Dataset extract.

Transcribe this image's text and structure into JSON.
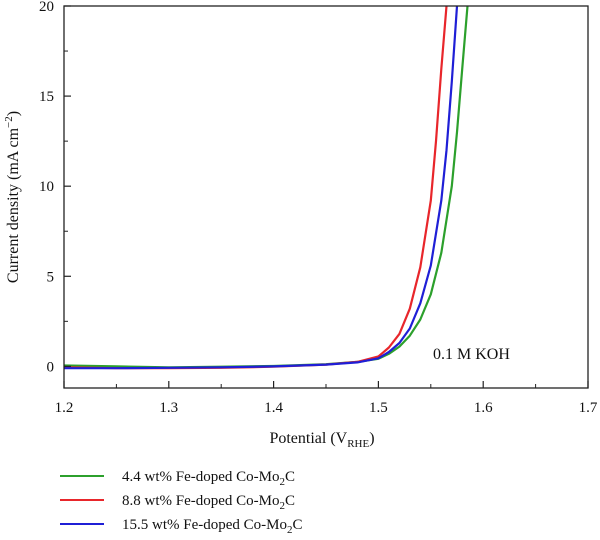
{
  "chart_data": {
    "type": "line",
    "xlabel": "Potential (V",
    "xlabel_sub": "RHE",
    "xlabel_end": ")",
    "ylabel": "Current density (mA cm",
    "ylabel_sup": "−2",
    "ylabel_end": ")",
    "xlim": [
      1.2,
      1.7
    ],
    "ylim": [
      -1.2,
      20
    ],
    "xticks": [
      1.2,
      1.3,
      1.4,
      1.5,
      1.6,
      1.7
    ],
    "xtick_labels": [
      "1.2",
      "1.3",
      "1.4",
      "1.5",
      "1.6",
      "1.7"
    ],
    "yticks": [
      0,
      5,
      10,
      15,
      20
    ],
    "ytick_labels": [
      "0",
      "5",
      "10",
      "15",
      "20"
    ],
    "annotation": "0.1 M KOH",
    "grid": false,
    "legend_position": "below",
    "series": [
      {
        "name_pre": "4.4 wt% Fe-doped Co-Mo",
        "name_sub": "2",
        "name_post": "C",
        "color": "#2ca02c",
        "x": [
          1.2,
          1.25,
          1.3,
          1.35,
          1.4,
          1.45,
          1.48,
          1.5,
          1.51,
          1.52,
          1.53,
          1.54,
          1.55,
          1.56,
          1.57,
          1.575,
          1.58,
          1.585
        ],
        "y": [
          0.05,
          0.0,
          -0.05,
          -0.02,
          0.02,
          0.12,
          0.25,
          0.42,
          0.7,
          1.1,
          1.7,
          2.6,
          4.0,
          6.3,
          10.0,
          13.0,
          16.5,
          20.0
        ]
      },
      {
        "name_pre": "8.8 wt% Fe-doped Co-Mo",
        "name_sub": "2",
        "name_post": "C",
        "color": "#e8262b",
        "x": [
          1.2,
          1.25,
          1.3,
          1.35,
          1.4,
          1.45,
          1.48,
          1.5,
          1.51,
          1.52,
          1.53,
          1.54,
          1.55,
          1.555,
          1.56,
          1.565
        ],
        "y": [
          -0.05,
          -0.1,
          -0.1,
          -0.08,
          -0.02,
          0.1,
          0.25,
          0.55,
          1.05,
          1.8,
          3.2,
          5.5,
          9.2,
          12.5,
          16.5,
          20.0
        ]
      },
      {
        "name_pre": "15.5 wt% Fe-doped Co-Mo",
        "name_sub": "2",
        "name_post": "C",
        "color": "#1f1fd6",
        "x": [
          1.2,
          1.25,
          1.3,
          1.35,
          1.4,
          1.45,
          1.48,
          1.5,
          1.51,
          1.52,
          1.53,
          1.54,
          1.55,
          1.56,
          1.565,
          1.57,
          1.575
        ],
        "y": [
          -0.1,
          -0.1,
          -0.08,
          -0.05,
          0.0,
          0.1,
          0.22,
          0.45,
          0.8,
          1.3,
          2.1,
          3.5,
          5.6,
          9.2,
          12.0,
          15.8,
          20.0
        ]
      }
    ]
  }
}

Short exercise. Return the listing above in full and without alteration, excluding its pictures.

Answer.
Transcribe this image's text and structure into JSON.
{
  "chart_data": {
    "type": "line",
    "xlabel": "Potential (V",
    "xlabel_sub": "RHE",
    "xlabel_end": ")",
    "ylabel": "Current density (mA cm",
    "ylabel_sup": "−2",
    "ylabel_end": ")",
    "xlim": [
      1.2,
      1.7
    ],
    "ylim": [
      -1.2,
      20
    ],
    "xticks": [
      1.2,
      1.3,
      1.4,
      1.5,
      1.6,
      1.7
    ],
    "xtick_labels": [
      "1.2",
      "1.3",
      "1.4",
      "1.5",
      "1.6",
      "1.7"
    ],
    "yticks": [
      0,
      5,
      10,
      15,
      20
    ],
    "ytick_labels": [
      "0",
      "5",
      "10",
      "15",
      "20"
    ],
    "annotation": "0.1 M KOH",
    "grid": false,
    "legend_position": "below",
    "series": [
      {
        "name_pre": "4.4 wt% Fe-doped Co-Mo",
        "name_sub": "2",
        "name_post": "C",
        "color": "#2ca02c",
        "x": [
          1.2,
          1.25,
          1.3,
          1.35,
          1.4,
          1.45,
          1.48,
          1.5,
          1.51,
          1.52,
          1.53,
          1.54,
          1.55,
          1.56,
          1.57,
          1.575,
          1.58,
          1.585
        ],
        "y": [
          0.05,
          0.0,
          -0.05,
          -0.02,
          0.02,
          0.12,
          0.25,
          0.42,
          0.7,
          1.1,
          1.7,
          2.6,
          4.0,
          6.3,
          10.0,
          13.0,
          16.5,
          20.0
        ]
      },
      {
        "name_pre": "8.8 wt% Fe-doped Co-Mo",
        "name_sub": "2",
        "name_post": "C",
        "color": "#e8262b",
        "x": [
          1.2,
          1.25,
          1.3,
          1.35,
          1.4,
          1.45,
          1.48,
          1.5,
          1.51,
          1.52,
          1.53,
          1.54,
          1.55,
          1.555,
          1.56,
          1.565
        ],
        "y": [
          -0.05,
          -0.1,
          -0.1,
          -0.08,
          -0.02,
          0.1,
          0.25,
          0.55,
          1.05,
          1.8,
          3.2,
          5.5,
          9.2,
          12.5,
          16.5,
          20.0
        ]
      },
      {
        "name_pre": "15.5 wt% Fe-doped Co-Mo",
        "name_sub": "2",
        "name_post": "C",
        "color": "#1f1fd6",
        "x": [
          1.2,
          1.25,
          1.3,
          1.35,
          1.4,
          1.45,
          1.48,
          1.5,
          1.51,
          1.52,
          1.53,
          1.54,
          1.55,
          1.56,
          1.565,
          1.57,
          1.575
        ],
        "y": [
          -0.1,
          -0.1,
          -0.08,
          -0.05,
          0.0,
          0.1,
          0.22,
          0.45,
          0.8,
          1.3,
          2.1,
          3.5,
          5.6,
          9.2,
          12.0,
          15.8,
          20.0
        ]
      }
    ]
  }
}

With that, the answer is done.